Data records -
┄┄┄┄┄┄┄┄┄┄

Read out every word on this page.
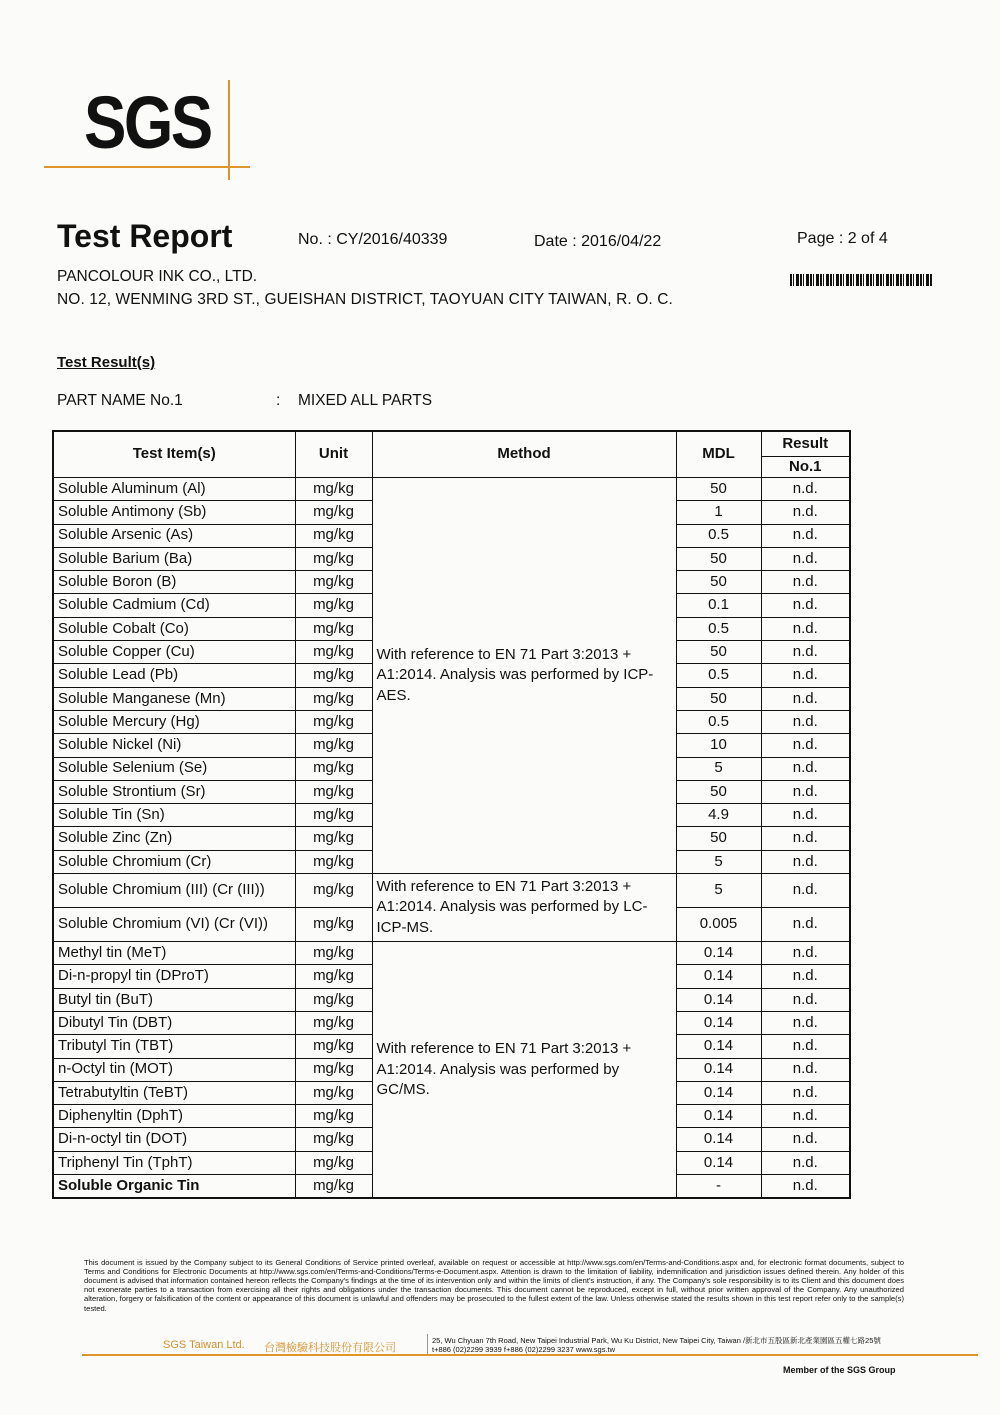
SGS
Test Report	No. : CY/2016/40339	Date : 2016/04/22	Page : 2 of 4
PANCOLOUR INK CO., LTD.
NO. 12, WENMING 3RD ST., GUEISHAN DISTRICT, TAOYUAN CITY TAIWAN, R. O. C.
Test Result(s)
PART NAME No.1	: MIXED ALL PARTS
Test Item(s)	Unit	Method	MDL	Result
				No.1
Soluble Aluminum (Al)	mg/kg	With reference to EN 71 Part 3:2013 + A1:2014. Analysis was performed by ICP-AES.	50	n.d.
Soluble Antimony (Sb)	mg/kg		1	n.d.
Soluble Arsenic (As)	mg/kg		0.5	n.d.
Soluble Barium (Ba)	mg/kg		50	n.d.
Soluble Boron (B)	mg/kg		50	n.d.
Soluble Cadmium (Cd)	mg/kg		0.1	n.d.
Soluble Cobalt (Co)	mg/kg		0.5	n.d.
Soluble Copper (Cu)	mg/kg		50	n.d.
Soluble Lead (Pb)	mg/kg		0.5	n.d.
Soluble Manganese (Mn)	mg/kg		50	n.d.
Soluble Mercury (Hg)	mg/kg		0.5	n.d.
Soluble Nickel (Ni)	mg/kg		10	n.d.
Soluble Selenium (Se)	mg/kg		5	n.d.
Soluble Strontium (Sr)	mg/kg		50	n.d.
Soluble Tin (Sn)	mg/kg		4.9	n.d.
Soluble Zinc (Zn)	mg/kg		50	n.d.
Soluble Chromium (Cr)	mg/kg		5	n.d.
Soluble Chromium (III) (Cr (III))	mg/kg	With reference to EN 71 Part 3:2013 + A1:2014. Analysis was performed by LC-ICP-MS.	5	n.d.
Soluble Chromium (VI) (Cr (VI))	mg/kg		0.005	n.d.
Methyl tin (MeT)	mg/kg	With reference to EN 71 Part 3:2013 + A1:2014. Analysis was performed by GC/MS.	0.14	n.d.
Di-n-propyl tin (DProT)	mg/kg		0.14	n.d.
Butyl tin (BuT)	mg/kg		0.14	n.d.
Dibutyl Tin (DBT)	mg/kg		0.14	n.d.
Tributyl Tin (TBT)	mg/kg		0.14	n.d.
n-Octyl tin (MOT)	mg/kg		0.14	n.d.
Tetrabutyltin (TeBT)	mg/kg		0.14	n.d.
Diphenyltin (DphT)	mg/kg		0.14	n.d.
Di-n-octyl tin (DOT)	mg/kg		0.14	n.d.
Triphenyl Tin (TphT)	mg/kg		0.14	n.d.
Soluble Organic Tin	mg/kg		-	n.d.
This document is issued by the Company subject to its General Conditions of Service printed overleaf, available on request or accessible at http://www.sgs.com/en/Terms-and-Conditions.aspx and, for electronic format documents, subject to Terms and Conditions for Electronic Documents at http://www.sgs.com/en/Terms-and-Conditions/Terms-e-Document.aspx. Attention is drawn to the limitation of liability, indemnification and jurisdiction issues defined therein. Any holder of this document is advised that information contained hereon reflects the Company's findings at the time of its intervention only and within the limits of client's instruction, if any. The Company's sole responsibility is to its Client and this document does not exonerate parties to a transaction from exercising all their rights and obligations under the transaction documents. This document cannot be reproduced, except in full, without prior written approval of the Company. Any unauthorized alteration, forgery or falsification of the content or appearance of this document is unlawful and offenders may be prosecuted to the fullest extent of the law. Unless otherwise stated the results shown in this test report refer only to the sample(s) tested.
SGS Taiwan Ltd. 台灣檢驗科技股份有限公司
25, Wu Chyuan 7th Road, New Taipei Industrial Park, Wu Ku District, New Taipei City, Taiwan /新北市五股區新北產業園區五權七路25號
t+886 (02)2299 3939 f+886 (02)2299 3237 www.sgs.tw
Member of the SGS Group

┄┄┄┄┄┄┄┄┄┄

The data above should be repeated exactly, minus any pictures.

Result of the task -
Read out every word on this page.
SGS
Test Report	No. : CY/2016/40339	Date : 2016/04/22	Page : 2 of 4
PANCOLOUR INK CO., LTD.
NO. 12, WENMING 3RD ST., GUEISHAN DISTRICT, TAOYUAN CITY TAIWAN, R. O. C.
Test Result(s)
PART NAME No.1	: MIXED ALL PARTS
Test Item(s)	Unit	Method	MDL	Result
				No.1
Soluble Aluminum (Al)	mg/kg	With reference to EN 71 Part 3:2013 + A1:2014. Analysis was performed by ICP-AES.	50	n.d.
Soluble Antimony (Sb)	mg/kg		1	n.d.
Soluble Arsenic (As)	mg/kg		0.5	n.d.
Soluble Barium (Ba)	mg/kg		50	n.d.
Soluble Boron (B)	mg/kg		50	n.d.
Soluble Cadmium (Cd)	mg/kg		0.1	n.d.
Soluble Cobalt (Co)	mg/kg		0.5	n.d.
Soluble Copper (Cu)	mg/kg		50	n.d.
Soluble Lead (Pb)	mg/kg		0.5	n.d.
Soluble Manganese (Mn)	mg/kg		50	n.d.
Soluble Mercury (Hg)	mg/kg		0.5	n.d.
Soluble Nickel (Ni)	mg/kg		10	n.d.
Soluble Selenium (Se)	mg/kg		5	n.d.
Soluble Strontium (Sr)	mg/kg		50	n.d.
Soluble Tin (Sn)	mg/kg		4.9	n.d.
Soluble Zinc (Zn)	mg/kg		50	n.d.
Soluble Chromium (Cr)	mg/kg		5	n.d.
Soluble Chromium (III) (Cr (III))	mg/kg	With reference to EN 71 Part 3:2013 + A1:2014. Analysis was performed by LC-ICP-MS.	5	n.d.
Soluble Chromium (VI) (Cr (VI))	mg/kg		0.005	n.d.
Methyl tin (MeT)	mg/kg	With reference to EN 71 Part 3:2013 + A1:2014. Analysis was performed by GC/MS.	0.14	n.d.
Di-n-propyl tin (DProT)	mg/kg		0.14	n.d.
Butyl tin (BuT)	mg/kg		0.14	n.d.
Dibutyl Tin (DBT)	mg/kg		0.14	n.d.
Tributyl Tin (TBT)	mg/kg		0.14	n.d.
n-Octyl tin (MOT)	mg/kg		0.14	n.d.
Tetrabutyltin (TeBT)	mg/kg		0.14	n.d.
Diphenyltin (DphT)	mg/kg		0.14	n.d.
Di-n-octyl tin (DOT)	mg/kg		0.14	n.d.
Triphenyl Tin (TphT)	mg/kg		0.14	n.d.
Soluble Organic Tin	mg/kg		-	n.d.
This document is issued by the Company subject to its General Conditions of Service printed overleaf, available on request or accessible at http://www.sgs.com/en/Terms-and-Conditions.aspx and, for electronic format documents, subject to Terms and Conditions for Electronic Documents at http://www.sgs.com/en/Terms-and-Conditions/Terms-e-Document.aspx. Attention is drawn to the limitation of liability, indemnification and jurisdiction issues defined therein. Any holder of this document is advised that information contained hereon reflects the Company's findings at the time of its intervention only and within the limits of client's instruction, if any. The Company's sole responsibility is to its Client and this document does not exonerate parties to a transaction from exercising all their rights and obligations under the transaction documents. This document cannot be reproduced, except in full, without prior written approval of the Company. Any unauthorized alteration, forgery or falsification of the content or appearance of this document is unlawful and offenders may be prosecuted to the fullest extent of the law. Unless otherwise stated the results shown in this test report refer only to the sample(s) tested.
SGS Taiwan Ltd. 台灣檢驗科技股份有限公司
25, Wu Chyuan 7th Road, New Taipei Industrial Park, Wu Ku District, New Taipei City, Taiwan /新北市五股區新北產業園區五權七路25號
t+886 (02)2299 3939 f+886 (02)2299 3237 www.sgs.tw
Member of the SGS Group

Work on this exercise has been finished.